* [Stated goal] Copy out every line of the records below without a single change, leaving out the pictures.

* [Source material]
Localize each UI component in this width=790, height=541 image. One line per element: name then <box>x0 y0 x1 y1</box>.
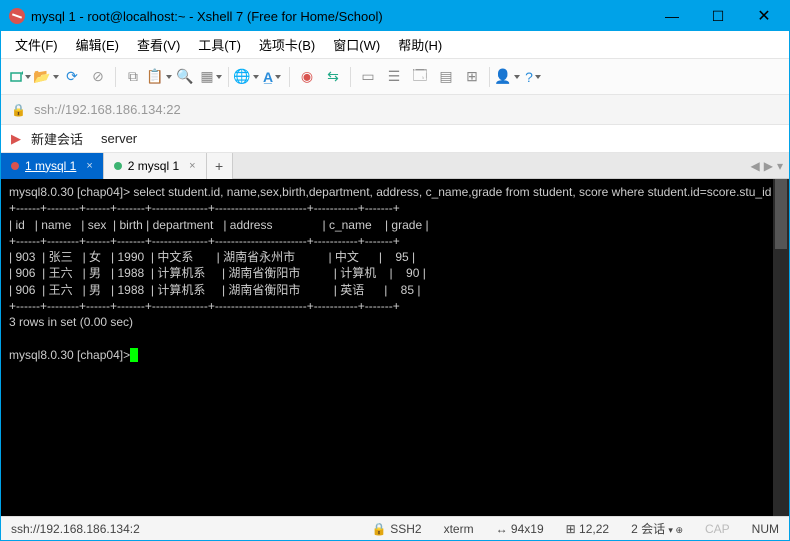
close-tab-icon[interactable]: × <box>189 160 195 172</box>
cursor <box>130 348 138 362</box>
tool2-icon[interactable]: ☰ <box>383 66 405 88</box>
search-icon[interactable]: 🔍 <box>174 66 196 88</box>
flag-icon: ▶ <box>11 131 21 147</box>
status-proto: SSH2 <box>390 522 421 536</box>
menubar: 文件(F) 编辑(E) 查看(V) 工具(T) 选项卡(B) 窗口(W) 帮助(… <box>1 31 789 59</box>
xftp-icon[interactable]: ⇆ <box>322 66 344 88</box>
separator <box>289 67 290 87</box>
terminal[interactable]: mysql8.0.30 [chap04]> select student.id,… <box>1 179 789 516</box>
lock-icon: 🔒 <box>372 522 387 536</box>
open-icon[interactable]: 📂 <box>35 66 57 88</box>
menu-tools[interactable]: 工具(T) <box>198 35 241 54</box>
tool1-icon[interactable]: ▭ <box>357 66 379 88</box>
window-buttons: — ☐ ✕ <box>649 1 787 31</box>
layout-icon[interactable]: ▦ <box>200 66 222 88</box>
terminal-text: mysql8.0.30 [chap04]> select student.id,… <box>9 185 789 362</box>
user-icon[interactable]: 👤 <box>496 66 518 88</box>
menu-help[interactable]: 帮助(H) <box>398 35 442 54</box>
menu-file[interactable]: 文件(F) <box>15 35 58 54</box>
globe-icon[interactable]: 🌐 <box>235 66 257 88</box>
maximize-button[interactable]: ☐ <box>695 1 741 31</box>
status-size: 94x19 <box>511 522 544 536</box>
app-icon <box>9 8 25 24</box>
address-text[interactable]: ssh://192.168.186.134:22 <box>34 102 181 117</box>
pos-icon: ⊞ <box>566 522 576 536</box>
session-bar: ▶ 新建会话 server <box>1 125 789 153</box>
menu-tabs[interactable]: 选项卡(B) <box>259 35 315 54</box>
tab-nav: ◀ ▶ ▾ <box>745 159 790 173</box>
font-icon[interactable]: A̲ <box>261 66 283 88</box>
status-term: xterm <box>444 522 474 536</box>
tab-label: 1 mysql 1 <box>25 159 76 173</box>
tab-mysql-1[interactable]: 1 mysql 1 × <box>1 153 104 179</box>
close-tab-icon[interactable]: × <box>86 160 92 172</box>
separator <box>489 67 490 87</box>
new-session-link[interactable]: 新建会话 <box>31 129 83 148</box>
disconnect-icon[interactable]: ⊘ <box>87 66 109 88</box>
separator <box>228 67 229 87</box>
status-num: NUM <box>752 522 779 536</box>
status-sessions[interactable]: 2 会话 ▾ ⊕ <box>631 520 683 537</box>
status-caps: CAP <box>705 522 730 536</box>
tab-menu-icon[interactable]: ▾ <box>777 159 783 173</box>
titlebar: mysql 1 - root@localhost:~ - Xshell 7 (F… <box>1 1 789 31</box>
menu-edit[interactable]: 编辑(E) <box>76 35 119 54</box>
size-icon: ↔ <box>496 522 508 536</box>
server-link[interactable]: server <box>101 131 137 146</box>
next-tab-icon[interactable]: ▶ <box>764 159 773 173</box>
close-button[interactable]: ✕ <box>741 1 787 31</box>
separator <box>115 67 116 87</box>
minimize-button[interactable]: — <box>649 1 695 31</box>
add-tab-button[interactable]: + <box>207 153 233 179</box>
tool4-icon[interactable]: ▤ <box>435 66 457 88</box>
tabbar: 1 mysql 1 × 2 mysql 1 × + ◀ ▶ ▾ <box>1 153 789 179</box>
menu-view[interactable]: 查看(V) <box>137 35 180 54</box>
tool5-icon[interactable]: ⊞ <box>461 66 483 88</box>
scrollbar[interactable] <box>773 179 789 516</box>
scrollbar-thumb[interactable] <box>775 179 787 249</box>
tool3-icon[interactable]: 🗔 <box>409 66 431 88</box>
status-pos: 12,22 <box>579 522 609 536</box>
xagent-icon[interactable]: ◉ <box>296 66 318 88</box>
menu-window[interactable]: 窗口(W) <box>333 35 380 54</box>
status-dot-icon <box>11 162 19 170</box>
prev-tab-icon[interactable]: ◀ <box>751 159 760 173</box>
lock-icon: 🔒 <box>11 103 26 117</box>
window-title: mysql 1 - root@localhost:~ - Xshell 7 (F… <box>31 9 649 24</box>
addressbar: 🔒 ssh://192.168.186.134:22 <box>1 95 789 125</box>
status-address: ssh://192.168.186.134:2 <box>11 522 140 536</box>
toolbar: 📂 ⟳ ⊘ ⧉ 📋 🔍 ▦ 🌐 A̲ ◉ ⇆ ▭ ☰ 🗔 ▤ ⊞ 👤 ? <box>1 59 789 95</box>
status-dot-icon <box>114 162 122 170</box>
reconnect-icon[interactable]: ⟳ <box>61 66 83 88</box>
tab-label: 2 mysql 1 <box>128 159 179 173</box>
paste-icon[interactable]: 📋 <box>148 66 170 88</box>
separator <box>350 67 351 87</box>
copy-icon[interactable]: ⧉ <box>122 66 144 88</box>
statusbar: ssh://192.168.186.134:2 🔒 SSH2 xterm ↔ 9… <box>1 516 789 540</box>
tab-mysql-2[interactable]: 2 mysql 1 × <box>104 153 207 179</box>
new-session-icon[interactable] <box>9 66 31 88</box>
help-icon[interactable]: ? <box>522 66 544 88</box>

* [Result for this exercise]
Localize each UI component in this width=790, height=541 image. One line per element: name then <box>x0 y0 x1 y1</box>.
close-tab-icon[interactable]: × <box>189 160 195 172</box>
cursor <box>130 348 138 362</box>
tool2-icon[interactable]: ☰ <box>383 66 405 88</box>
search-icon[interactable]: 🔍 <box>174 66 196 88</box>
flag-icon: ▶ <box>11 131 21 147</box>
status-proto: SSH2 <box>390 522 421 536</box>
menubar: 文件(F) 编辑(E) 查看(V) 工具(T) 选项卡(B) 窗口(W) 帮助(… <box>1 31 789 59</box>
xftp-icon[interactable]: ⇆ <box>322 66 344 88</box>
separator <box>289 67 290 87</box>
terminal[interactable]: mysql8.0.30 [chap04]> select student.id,… <box>1 179 789 516</box>
lock-icon: 🔒 <box>372 522 387 536</box>
open-icon[interactable]: 📂 <box>35 66 57 88</box>
menu-tools[interactable]: 工具(T) <box>198 35 241 54</box>
tool1-icon[interactable]: ▭ <box>357 66 379 88</box>
window-buttons: — ☐ ✕ <box>649 1 787 31</box>
layout-icon[interactable]: ▦ <box>200 66 222 88</box>
terminal-text: mysql8.0.30 [chap04]> select student.id,… <box>9 185 789 362</box>
user-icon[interactable]: 👤 <box>496 66 518 88</box>
menu-help[interactable]: 帮助(H) <box>398 35 442 54</box>
menu-file[interactable]: 文件(F) <box>15 35 58 54</box>
globe-icon[interactable]: 🌐 <box>235 66 257 88</box>
maximize-button[interactable]: ☐ <box>695 1 741 31</box>
status-size: 94x19 <box>511 522 544 536</box>
app-icon <box>9 8 25 24</box>
address-text[interactable]: ssh://192.168.186.134:22 <box>34 102 181 117</box>
pos-icon: ⊞ <box>566 522 576 536</box>
session-bar: ▶ 新建会话 server <box>1 125 789 153</box>
menu-tabs[interactable]: 选项卡(B) <box>259 35 315 54</box>
tab-nav: ◀ ▶ ▾ <box>745 159 790 173</box>
font-icon[interactable]: A̲ <box>261 66 283 88</box>
status-term: xterm <box>444 522 474 536</box>
tab-label: 1 mysql 1 <box>25 159 76 173</box>
tab-mysql-1[interactable]: 1 mysql 1 × <box>1 153 104 179</box>
close-tab-icon[interactable]: × <box>86 160 92 172</box>
separator <box>489 67 490 87</box>
new-session-link[interactable]: 新建会话 <box>31 129 83 148</box>
disconnect-icon[interactable]: ⊘ <box>87 66 109 88</box>
separator <box>228 67 229 87</box>
status-num: NUM <box>752 522 779 536</box>
status-sessions[interactable]: 2 会话 ▾ ⊕ <box>631 520 683 537</box>
status-caps: CAP <box>705 522 730 536</box>
tab-menu-icon[interactable]: ▾ <box>777 159 783 173</box>
titlebar: mysql 1 - root@localhost:~ - Xshell 7 (F… <box>1 1 789 31</box>
menu-edit[interactable]: 编辑(E) <box>76 35 119 54</box>
size-icon: ↔ <box>496 522 508 536</box>
server-link[interactable]: server <box>101 131 137 146</box>
next-tab-icon[interactable]: ▶ <box>764 159 773 173</box>
close-button[interactable]: ✕ <box>741 1 787 31</box>
separator <box>115 67 116 87</box>
minimize-button[interactable]: — <box>649 1 695 31</box>
add-tab-button[interactable]: + <box>207 153 233 179</box>
tool4-icon[interactable]: ▤ <box>435 66 457 88</box>
tabbar: 1 mysql 1 × 2 mysql 1 × + ◀ ▶ ▾ <box>1 153 789 179</box>
menu-view[interactable]: 查看(V) <box>137 35 180 54</box>
tool5-icon[interactable]: ⊞ <box>461 66 483 88</box>
scrollbar[interactable] <box>773 179 789 516</box>
scrollbar-thumb[interactable] <box>775 179 787 249</box>
tool3-icon[interactable]: 🗔 <box>409 66 431 88</box>
status-pos: 12,22 <box>579 522 609 536</box>
xagent-icon[interactable]: ◉ <box>296 66 318 88</box>
menu-window[interactable]: 窗口(W) <box>333 35 380 54</box>
status-dot-icon <box>11 162 19 170</box>
prev-tab-icon[interactable]: ◀ <box>751 159 760 173</box>
lock-icon: 🔒 <box>11 103 26 117</box>
window-title: mysql 1 - root@localhost:~ - Xshell 7 (F… <box>31 9 649 24</box>
addressbar: 🔒 ssh://192.168.186.134:22 <box>1 95 789 125</box>
status-address: ssh://192.168.186.134:2 <box>11 522 140 536</box>
toolbar: 📂 ⟳ ⊘ ⧉ 📋 🔍 ▦ 🌐 A̲ ◉ ⇆ ▭ ☰ 🗔 ▤ ⊞ 👤 ? <box>1 59 789 95</box>
status-dot-icon <box>114 162 122 170</box>
reconnect-icon[interactable]: ⟳ <box>61 66 83 88</box>
tab-label: 2 mysql 1 <box>128 159 179 173</box>
paste-icon[interactable]: 📋 <box>148 66 170 88</box>
separator <box>350 67 351 87</box>
copy-icon[interactable]: ⧉ <box>122 66 144 88</box>
statusbar: ssh://192.168.186.134:2 🔒 SSH2 xterm ↔ 9… <box>1 516 789 540</box>
tab-mysql-2[interactable]: 2 mysql 1 × <box>104 153 207 179</box>
new-session-icon[interactable] <box>9 66 31 88</box>
help-icon[interactable]: ? <box>522 66 544 88</box>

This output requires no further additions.